WHAT IS ASKED:
Extract all lines containing "content".

## begin ENTRIES PROVIDED

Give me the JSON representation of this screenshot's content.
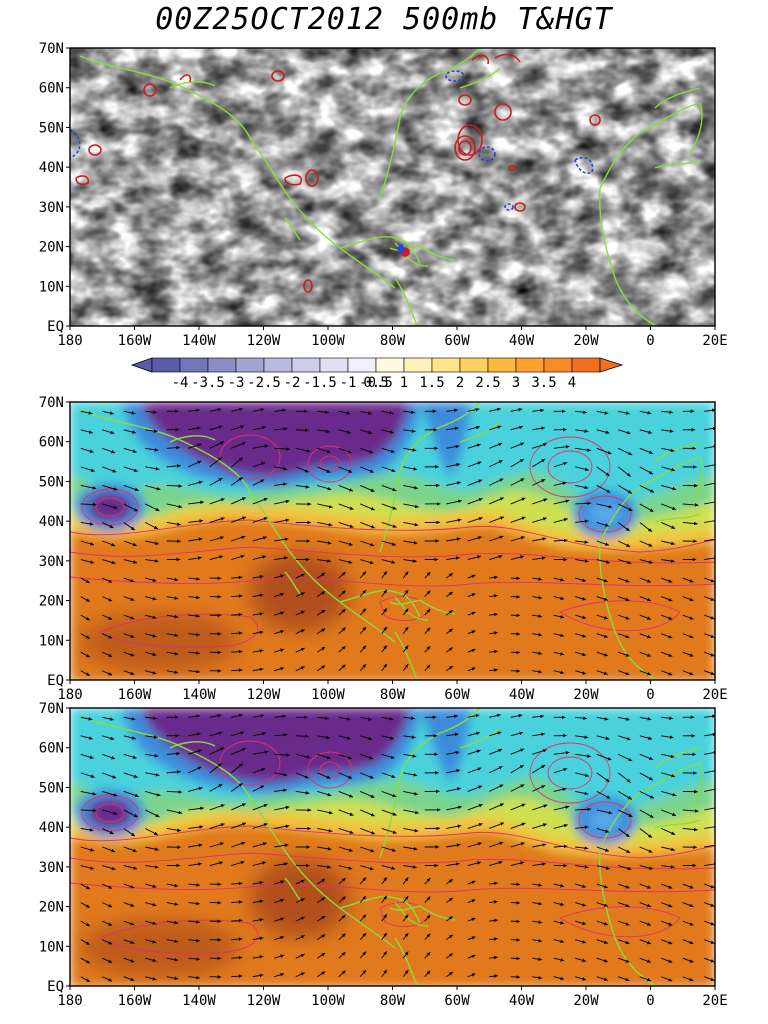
{
  "title": "00Z25OCT2012 500mb T&HGT",
  "axes": {
    "lat_labels": [
      "70N",
      "60N",
      "50N",
      "40N",
      "30N",
      "20N",
      "10N",
      "EQ"
    ],
    "lon_labels": [
      "180",
      "160W",
      "140W",
      "120W",
      "100W",
      "80W",
      "60W",
      "40W",
      "20W",
      "0",
      "20E"
    ]
  },
  "colorbar": {
    "labels": [
      "-4",
      "-3.5",
      "-3",
      "-2.5",
      "-2",
      "-1.5",
      "-1",
      "-0.5",
      "0.5",
      "1",
      "1.5",
      "2",
      "2.5",
      "3",
      "3.5",
      "4"
    ],
    "colors": [
      "#5c5ca8",
      "#7474b8",
      "#8c8cc6",
      "#a4a4d4",
      "#babae0",
      "#ceceea",
      "#e0e0f2",
      "#f0f0fa",
      "#fffbe0",
      "#fff2b8",
      "#ffe48a",
      "#ffd060",
      "#ffb840",
      "#ffa030",
      "#f88a28",
      "#f07020"
    ]
  },
  "panels": [
    {
      "name": "difference",
      "type": "anomaly"
    },
    {
      "name": "analysis-1",
      "type": "field"
    },
    {
      "name": "analysis-2",
      "type": "field"
    }
  ],
  "colors": {
    "coast": "#8adc3c",
    "warm_contour": "#c81e1e",
    "cold_contour": "#2846d2",
    "height_contour": "#e0306e",
    "arrow": "#000000"
  }
}
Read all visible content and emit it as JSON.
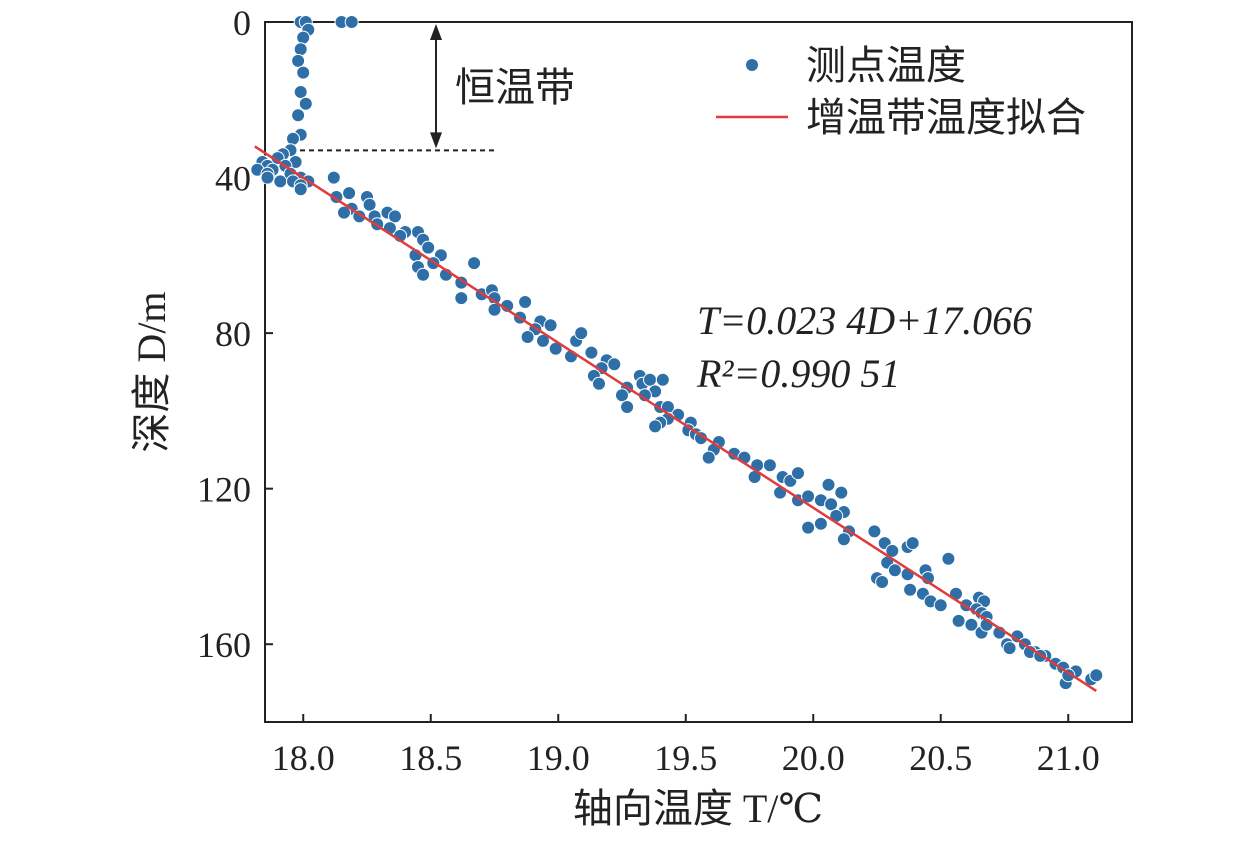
{
  "chart_data": {
    "type": "scatter",
    "xlabel": "轴向温度 T/℃",
    "ylabel": "深度 D/m",
    "xlim": [
      17.85,
      21.25
    ],
    "ylim": [
      0,
      180
    ],
    "y_inverted": true,
    "x_ticks": [
      "18.0",
      "18.5",
      "19.0",
      "19.5",
      "20.0",
      "20.5",
      "21.0"
    ],
    "x_tick_values": [
      18.0,
      18.5,
      19.0,
      19.5,
      20.0,
      20.5,
      21.0
    ],
    "y_ticks": [
      "0",
      "40",
      "80",
      "120",
      "160"
    ],
    "y_tick_values": [
      0,
      40,
      80,
      120,
      160
    ],
    "grid": false,
    "legend_position": "top-right",
    "legend": [
      {
        "label": "测点温度",
        "marker": "dot",
        "color": "#2e6fa7"
      },
      {
        "label": "增温带温度拟合",
        "marker": "line",
        "color": "#e03c3c"
      }
    ],
    "annotation": {
      "label": "恒温带",
      "depth_from": 0,
      "depth_to": 33,
      "boundary_depth": 33
    },
    "equation": {
      "line1": "T=0.023 4D+17.066",
      "line2": "R²=0.990 51"
    },
    "fit_line": {
      "x": [
        17.81,
        21.11
      ],
      "y": [
        32,
        172
      ]
    },
    "series": [
      {
        "name": "测点温度",
        "color": "#2e6fa7",
        "points": [
          [
            17.99,
            0
          ],
          [
            18.01,
            0
          ],
          [
            18.15,
            0
          ],
          [
            18.19,
            0
          ],
          [
            18.02,
            2
          ],
          [
            18.0,
            4
          ],
          [
            17.99,
            7
          ],
          [
            17.98,
            10
          ],
          [
            18.0,
            13
          ],
          [
            17.99,
            18
          ],
          [
            18.01,
            21
          ],
          [
            17.98,
            24
          ],
          [
            17.99,
            29
          ],
          [
            17.96,
            30
          ],
          [
            17.95,
            33
          ],
          [
            17.92,
            34
          ],
          [
            17.9,
            35
          ],
          [
            17.97,
            36
          ],
          [
            17.84,
            36
          ],
          [
            17.86,
            37
          ],
          [
            17.93,
            37
          ],
          [
            17.88,
            38
          ],
          [
            17.82,
            38
          ],
          [
            17.86,
            39
          ],
          [
            17.95,
            39
          ],
          [
            17.99,
            40
          ],
          [
            17.86,
            40
          ],
          [
            17.91,
            41
          ],
          [
            18.02,
            41
          ],
          [
            17.96,
            41
          ],
          [
            17.99,
            42
          ],
          [
            17.99,
            43
          ],
          [
            18.12,
            40
          ],
          [
            18.13,
            45
          ],
          [
            18.18,
            44
          ],
          [
            18.25,
            45
          ],
          [
            18.26,
            47
          ],
          [
            18.19,
            48
          ],
          [
            18.16,
            49
          ],
          [
            18.22,
            50
          ],
          [
            18.28,
            50
          ],
          [
            18.29,
            52
          ],
          [
            18.33,
            49
          ],
          [
            18.36,
            50
          ],
          [
            18.34,
            53
          ],
          [
            18.4,
            54
          ],
          [
            18.38,
            55
          ],
          [
            18.45,
            54
          ],
          [
            18.47,
            56
          ],
          [
            18.49,
            58
          ],
          [
            18.44,
            60
          ],
          [
            18.54,
            60
          ],
          [
            18.51,
            62
          ],
          [
            18.45,
            63
          ],
          [
            18.47,
            65
          ],
          [
            18.56,
            65
          ],
          [
            18.62,
            67
          ],
          [
            18.67,
            62
          ],
          [
            18.7,
            70
          ],
          [
            18.74,
            69
          ],
          [
            18.75,
            71
          ],
          [
            18.8,
            73
          ],
          [
            18.75,
            74
          ],
          [
            18.62,
            71
          ],
          [
            18.87,
            72
          ],
          [
            18.85,
            76
          ],
          [
            18.93,
            77
          ],
          [
            18.91,
            79
          ],
          [
            18.97,
            78
          ],
          [
            18.88,
            81
          ],
          [
            18.94,
            82
          ],
          [
            18.99,
            84
          ],
          [
            19.07,
            82
          ],
          [
            19.05,
            86
          ],
          [
            19.09,
            80
          ],
          [
            19.13,
            85
          ],
          [
            19.19,
            87
          ],
          [
            19.22,
            88
          ],
          [
            19.17,
            89
          ],
          [
            19.14,
            91
          ],
          [
            19.16,
            93
          ],
          [
            19.27,
            94
          ],
          [
            19.32,
            91
          ],
          [
            19.33,
            93
          ],
          [
            19.36,
            92
          ],
          [
            19.38,
            95
          ],
          [
            19.41,
            92
          ],
          [
            19.34,
            96
          ],
          [
            19.4,
            99
          ],
          [
            19.25,
            96
          ],
          [
            19.27,
            99
          ],
          [
            19.43,
            99
          ],
          [
            19.47,
            101
          ],
          [
            19.43,
            102
          ],
          [
            19.4,
            103
          ],
          [
            19.38,
            104
          ],
          [
            19.52,
            103
          ],
          [
            19.51,
            105
          ],
          [
            19.54,
            106
          ],
          [
            19.56,
            107
          ],
          [
            19.63,
            108
          ],
          [
            19.61,
            110
          ],
          [
            19.59,
            112
          ],
          [
            19.69,
            111
          ],
          [
            19.73,
            112
          ],
          [
            19.78,
            114
          ],
          [
            19.83,
            114
          ],
          [
            19.77,
            117
          ],
          [
            19.88,
            117
          ],
          [
            19.91,
            118
          ],
          [
            19.94,
            116
          ],
          [
            19.87,
            121
          ],
          [
            19.94,
            123
          ],
          [
            19.98,
            122
          ],
          [
            20.03,
            123
          ],
          [
            20.07,
            124
          ],
          [
            20.06,
            119
          ],
          [
            20.11,
            121
          ],
          [
            20.12,
            126
          ],
          [
            20.09,
            127
          ],
          [
            20.03,
            129
          ],
          [
            19.98,
            130
          ],
          [
            20.14,
            131
          ],
          [
            20.12,
            133
          ],
          [
            20.24,
            131
          ],
          [
            20.28,
            134
          ],
          [
            20.31,
            136
          ],
          [
            20.37,
            135
          ],
          [
            20.39,
            134
          ],
          [
            20.29,
            139
          ],
          [
            20.32,
            141
          ],
          [
            20.25,
            143
          ],
          [
            20.27,
            144
          ],
          [
            20.37,
            142
          ],
          [
            20.44,
            141
          ],
          [
            20.45,
            143
          ],
          [
            20.43,
            147
          ],
          [
            20.38,
            146
          ],
          [
            20.46,
            149
          ],
          [
            20.5,
            150
          ],
          [
            20.53,
            138
          ],
          [
            20.56,
            147
          ],
          [
            20.6,
            150
          ],
          [
            20.65,
            148
          ],
          [
            20.67,
            149
          ],
          [
            20.64,
            151
          ],
          [
            20.66,
            152
          ],
          [
            20.68,
            153
          ],
          [
            20.62,
            155
          ],
          [
            20.66,
            157
          ],
          [
            20.73,
            157
          ],
          [
            20.76,
            160
          ],
          [
            20.8,
            158
          ],
          [
            20.83,
            160
          ],
          [
            20.87,
            162
          ],
          [
            20.91,
            163
          ],
          [
            20.95,
            165
          ],
          [
            20.98,
            166
          ],
          [
            21.03,
            167
          ],
          [
            21.09,
            169
          ],
          [
            21.11,
            168
          ],
          [
            20.99,
            170
          ],
          [
            20.57,
            154
          ],
          [
            20.68,
            155
          ],
          [
            20.77,
            161
          ],
          [
            20.85,
            162
          ],
          [
            20.89,
            163
          ],
          [
            21.0,
            168
          ]
        ]
      }
    ]
  }
}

## end ENTRIES PROVIDED

WRITTEN REPLY:
Give me the JSON representation of this screenshot's content.
Read all visible content and emit it as JSON.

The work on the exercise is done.